REQUEST:
Extract and list every line that contains the word "Snap".
--------------------------------------------------
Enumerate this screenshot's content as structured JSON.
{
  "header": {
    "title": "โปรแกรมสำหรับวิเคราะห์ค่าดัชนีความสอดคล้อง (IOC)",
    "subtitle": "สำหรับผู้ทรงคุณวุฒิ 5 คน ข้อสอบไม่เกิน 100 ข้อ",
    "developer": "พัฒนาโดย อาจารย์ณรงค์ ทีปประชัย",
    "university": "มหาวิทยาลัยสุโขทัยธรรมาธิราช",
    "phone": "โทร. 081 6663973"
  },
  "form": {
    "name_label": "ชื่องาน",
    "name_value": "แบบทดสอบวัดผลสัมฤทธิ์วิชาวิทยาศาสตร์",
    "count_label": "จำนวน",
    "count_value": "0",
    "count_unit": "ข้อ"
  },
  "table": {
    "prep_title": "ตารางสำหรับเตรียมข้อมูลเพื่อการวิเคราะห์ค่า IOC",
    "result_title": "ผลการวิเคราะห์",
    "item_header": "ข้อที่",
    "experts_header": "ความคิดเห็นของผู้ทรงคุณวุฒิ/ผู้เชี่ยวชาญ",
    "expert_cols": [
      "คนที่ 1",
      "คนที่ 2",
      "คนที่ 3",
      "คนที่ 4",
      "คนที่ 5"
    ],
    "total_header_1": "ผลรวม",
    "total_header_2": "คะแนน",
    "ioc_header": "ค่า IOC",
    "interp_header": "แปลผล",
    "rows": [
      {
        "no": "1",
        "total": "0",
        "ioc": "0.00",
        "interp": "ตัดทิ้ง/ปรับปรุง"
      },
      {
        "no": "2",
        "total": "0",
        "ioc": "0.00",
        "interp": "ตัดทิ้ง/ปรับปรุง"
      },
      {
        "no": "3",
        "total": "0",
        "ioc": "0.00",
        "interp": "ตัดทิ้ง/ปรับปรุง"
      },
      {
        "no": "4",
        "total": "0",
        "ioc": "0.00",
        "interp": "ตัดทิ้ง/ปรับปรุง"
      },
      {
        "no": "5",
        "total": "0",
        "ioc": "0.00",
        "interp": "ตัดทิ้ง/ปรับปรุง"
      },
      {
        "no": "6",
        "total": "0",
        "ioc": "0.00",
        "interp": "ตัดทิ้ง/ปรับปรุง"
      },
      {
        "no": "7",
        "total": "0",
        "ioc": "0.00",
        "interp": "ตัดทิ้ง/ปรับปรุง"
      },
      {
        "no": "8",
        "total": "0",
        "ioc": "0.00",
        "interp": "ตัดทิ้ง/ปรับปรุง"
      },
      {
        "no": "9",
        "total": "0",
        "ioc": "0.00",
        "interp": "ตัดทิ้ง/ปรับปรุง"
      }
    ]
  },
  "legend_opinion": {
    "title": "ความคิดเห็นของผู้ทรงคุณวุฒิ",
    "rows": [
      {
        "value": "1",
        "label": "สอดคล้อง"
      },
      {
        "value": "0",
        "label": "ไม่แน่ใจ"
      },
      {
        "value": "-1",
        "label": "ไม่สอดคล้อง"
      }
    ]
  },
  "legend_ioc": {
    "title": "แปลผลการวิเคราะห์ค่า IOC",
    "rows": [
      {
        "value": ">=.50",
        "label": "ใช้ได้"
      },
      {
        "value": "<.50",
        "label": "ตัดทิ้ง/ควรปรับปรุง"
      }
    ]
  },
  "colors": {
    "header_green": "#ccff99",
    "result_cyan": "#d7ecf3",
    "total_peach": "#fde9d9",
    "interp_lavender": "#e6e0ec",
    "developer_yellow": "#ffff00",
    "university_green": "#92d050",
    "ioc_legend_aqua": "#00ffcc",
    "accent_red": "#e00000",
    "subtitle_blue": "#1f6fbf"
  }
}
--------------------------------------------------
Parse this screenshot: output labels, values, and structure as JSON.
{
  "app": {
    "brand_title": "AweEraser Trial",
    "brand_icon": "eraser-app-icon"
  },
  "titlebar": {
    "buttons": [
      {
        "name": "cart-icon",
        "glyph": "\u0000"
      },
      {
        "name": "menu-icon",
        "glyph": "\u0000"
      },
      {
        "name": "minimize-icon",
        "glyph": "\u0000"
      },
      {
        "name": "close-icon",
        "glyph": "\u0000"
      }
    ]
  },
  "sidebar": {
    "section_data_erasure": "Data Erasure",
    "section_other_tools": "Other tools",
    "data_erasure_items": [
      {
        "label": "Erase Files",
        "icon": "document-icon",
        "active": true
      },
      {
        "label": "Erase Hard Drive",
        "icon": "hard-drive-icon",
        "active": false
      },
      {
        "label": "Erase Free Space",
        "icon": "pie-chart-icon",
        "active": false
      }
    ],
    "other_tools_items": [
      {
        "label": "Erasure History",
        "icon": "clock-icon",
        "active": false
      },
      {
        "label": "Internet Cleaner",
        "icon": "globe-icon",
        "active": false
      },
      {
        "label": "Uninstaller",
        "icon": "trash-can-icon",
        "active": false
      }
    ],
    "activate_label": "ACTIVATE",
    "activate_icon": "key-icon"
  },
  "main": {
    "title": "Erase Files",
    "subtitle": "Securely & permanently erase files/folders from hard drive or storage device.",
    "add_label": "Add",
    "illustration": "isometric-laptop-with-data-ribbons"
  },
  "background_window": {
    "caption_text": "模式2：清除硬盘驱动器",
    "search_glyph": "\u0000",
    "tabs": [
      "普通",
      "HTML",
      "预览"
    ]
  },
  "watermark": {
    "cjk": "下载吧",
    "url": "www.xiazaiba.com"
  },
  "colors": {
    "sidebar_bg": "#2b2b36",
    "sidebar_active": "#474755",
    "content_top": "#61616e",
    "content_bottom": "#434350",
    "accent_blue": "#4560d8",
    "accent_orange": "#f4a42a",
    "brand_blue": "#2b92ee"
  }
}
--------------------------------------------------
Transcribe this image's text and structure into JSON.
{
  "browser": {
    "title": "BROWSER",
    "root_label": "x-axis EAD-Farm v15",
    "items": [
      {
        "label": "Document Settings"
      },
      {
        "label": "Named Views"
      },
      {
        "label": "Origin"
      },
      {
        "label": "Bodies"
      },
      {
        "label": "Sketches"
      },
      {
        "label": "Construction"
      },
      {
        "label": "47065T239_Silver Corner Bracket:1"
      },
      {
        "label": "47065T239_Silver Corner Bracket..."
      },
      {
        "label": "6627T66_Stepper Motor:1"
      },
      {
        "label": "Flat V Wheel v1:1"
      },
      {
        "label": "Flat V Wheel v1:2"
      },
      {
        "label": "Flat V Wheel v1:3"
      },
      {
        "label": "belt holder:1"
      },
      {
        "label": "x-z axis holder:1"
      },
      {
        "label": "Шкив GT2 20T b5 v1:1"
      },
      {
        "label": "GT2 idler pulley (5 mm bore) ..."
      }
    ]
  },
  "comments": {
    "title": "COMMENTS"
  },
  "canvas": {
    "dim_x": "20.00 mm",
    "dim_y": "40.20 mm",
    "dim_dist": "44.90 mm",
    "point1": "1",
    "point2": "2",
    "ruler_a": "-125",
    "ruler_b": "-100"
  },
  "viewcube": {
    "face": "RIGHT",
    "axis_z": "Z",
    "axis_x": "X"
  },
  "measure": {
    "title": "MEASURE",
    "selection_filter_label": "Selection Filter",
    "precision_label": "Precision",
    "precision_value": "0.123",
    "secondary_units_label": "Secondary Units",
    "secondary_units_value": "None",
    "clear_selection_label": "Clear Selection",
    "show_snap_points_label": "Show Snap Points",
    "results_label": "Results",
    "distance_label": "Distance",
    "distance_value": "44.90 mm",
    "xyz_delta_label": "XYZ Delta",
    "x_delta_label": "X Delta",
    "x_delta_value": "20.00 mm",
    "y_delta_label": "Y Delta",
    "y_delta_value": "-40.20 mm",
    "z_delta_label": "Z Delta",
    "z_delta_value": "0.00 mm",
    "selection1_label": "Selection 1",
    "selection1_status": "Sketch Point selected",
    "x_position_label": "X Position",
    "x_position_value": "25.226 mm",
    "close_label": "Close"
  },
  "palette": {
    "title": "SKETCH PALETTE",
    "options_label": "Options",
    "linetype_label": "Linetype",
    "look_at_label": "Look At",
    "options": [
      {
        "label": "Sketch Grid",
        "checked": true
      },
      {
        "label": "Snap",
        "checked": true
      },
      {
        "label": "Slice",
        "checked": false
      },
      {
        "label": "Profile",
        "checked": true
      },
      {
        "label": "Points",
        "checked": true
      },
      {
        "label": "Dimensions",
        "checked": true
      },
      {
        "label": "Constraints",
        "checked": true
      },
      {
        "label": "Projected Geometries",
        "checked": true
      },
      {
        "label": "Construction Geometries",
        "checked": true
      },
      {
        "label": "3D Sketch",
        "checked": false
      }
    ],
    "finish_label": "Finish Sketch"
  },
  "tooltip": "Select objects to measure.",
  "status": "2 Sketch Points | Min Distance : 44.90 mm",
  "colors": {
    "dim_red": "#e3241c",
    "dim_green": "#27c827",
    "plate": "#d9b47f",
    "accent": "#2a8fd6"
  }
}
--------------------------------------------------
SOLUTION TO THE EXERCISE:
    "show_snap_points_label": "Show Snap Points",
        "label": "Snap",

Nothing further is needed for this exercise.